#### DATA SUPPLIED
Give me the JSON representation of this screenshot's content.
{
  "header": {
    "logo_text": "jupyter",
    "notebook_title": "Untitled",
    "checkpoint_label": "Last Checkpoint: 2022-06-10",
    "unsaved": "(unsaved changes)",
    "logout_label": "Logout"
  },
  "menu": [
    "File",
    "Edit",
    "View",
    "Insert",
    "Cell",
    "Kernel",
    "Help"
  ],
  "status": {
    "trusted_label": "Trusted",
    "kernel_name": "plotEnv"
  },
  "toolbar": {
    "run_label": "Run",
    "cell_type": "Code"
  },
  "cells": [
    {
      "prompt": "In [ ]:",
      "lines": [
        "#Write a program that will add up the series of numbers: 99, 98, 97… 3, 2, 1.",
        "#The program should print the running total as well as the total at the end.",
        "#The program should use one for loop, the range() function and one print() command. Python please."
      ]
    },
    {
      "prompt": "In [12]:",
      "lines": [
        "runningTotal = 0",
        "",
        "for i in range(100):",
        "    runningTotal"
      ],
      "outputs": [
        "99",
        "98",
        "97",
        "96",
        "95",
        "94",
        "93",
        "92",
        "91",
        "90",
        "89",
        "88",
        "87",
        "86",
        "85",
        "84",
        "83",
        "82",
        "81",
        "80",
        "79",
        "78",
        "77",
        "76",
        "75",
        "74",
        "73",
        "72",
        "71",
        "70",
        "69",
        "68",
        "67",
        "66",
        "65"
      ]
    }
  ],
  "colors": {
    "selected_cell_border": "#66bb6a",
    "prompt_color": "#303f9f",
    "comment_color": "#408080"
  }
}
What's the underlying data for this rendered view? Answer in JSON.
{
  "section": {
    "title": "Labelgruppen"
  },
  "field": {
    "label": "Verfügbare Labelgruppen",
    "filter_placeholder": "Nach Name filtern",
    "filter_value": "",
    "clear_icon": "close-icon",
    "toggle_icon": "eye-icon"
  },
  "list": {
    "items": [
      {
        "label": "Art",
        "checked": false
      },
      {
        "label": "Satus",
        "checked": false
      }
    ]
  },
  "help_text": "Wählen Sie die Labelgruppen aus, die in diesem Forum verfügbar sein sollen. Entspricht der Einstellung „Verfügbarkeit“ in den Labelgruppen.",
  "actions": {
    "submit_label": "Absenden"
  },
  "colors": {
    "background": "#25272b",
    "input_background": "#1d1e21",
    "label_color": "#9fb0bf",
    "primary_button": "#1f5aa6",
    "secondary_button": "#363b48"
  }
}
########
### AIM OF THE TASK
Please quote every record above exactly as it appears.

### CORRECT OUTPUT
Give me the JSON representation of this screenshot's content.
{
  "header": {
    "logo_text": "jupyter",
    "notebook_title": "Untitled",
    "checkpoint_label": "Last Checkpoint: 2022-06-10",
    "unsaved": "(unsaved changes)",
    "logout_label": "Logout"
  },
  "menu": [
    "File",
    "Edit",
    "View",
    "Insert",
    "Cell",
    "Kernel",
    "Help"
  ],
  "status": {
    "trusted_label": "Trusted",
    "kernel_name": "plotEnv"
  },
  "toolbar": {
    "run_label": "Run",
    "cell_type": "Code"
  },
  "cells": [
    {
      "prompt": "In [ ]:",
      "lines": [
        "#Write a program that will add up the series of numbers: 99, 98, 97… 3, 2, 1.",
        "#The program should print the running total as well as the total at the end.",
        "#The program should use one for loop, the range() function and one print() command. Python please."
      ]
    },
    {
      "prompt": "In [12]:",
      "lines": [
        "runningTotal = 0",
        "",
        "for i in range(100):",
        "    runningTotal"
      ],
      "outputs": [
        "99",
        "98",
        "97",
        "96",
        "95",
        "94",
        "93",
        "92",
        "91",
        "90",
        "89",
        "88",
        "87",
        "86",
        "85",
        "84",
        "83",
        "82",
        "81",
        "80",
        "79",
        "78",
        "77",
        "76",
        "75",
        "74",
        "73",
        "72",
        "71",
        "70",
        "69",
        "68",
        "67",
        "66",
        "65"
      ]
    }
  ],
  "colors": {
    "selected_cell_border": "#66bb6a",
    "prompt_color": "#303f9f",
    "comment_color": "#408080"
  }
}
What's the underlying data for this rendered view? Answer in JSON.
{
  "section": {
    "title": "Labelgruppen"
  },
  "field": {
    "label": "Verfügbare Labelgruppen",
    "filter_placeholder": "Nach Name filtern",
    "filter_value": "",
    "clear_icon": "close-icon",
    "toggle_icon": "eye-icon"
  },
  "list": {
    "items": [
      {
        "label": "Art",
        "checked": false
      },
      {
        "label": "Satus",
        "checked": false
      }
    ]
  },
  "help_text": "Wählen Sie die Labelgruppen aus, die in diesem Forum verfügbar sein sollen. Entspricht der Einstellung „Verfügbarkeit“ in den Labelgruppen.",
  "actions": {
    "submit_label": "Absenden"
  },
  "colors": {
    "background": "#25272b",
    "input_background": "#1d1e21",
    "label_color": "#9fb0bf",
    "primary_button": "#1f5aa6",
    "secondary_button": "#363b48"
  }
}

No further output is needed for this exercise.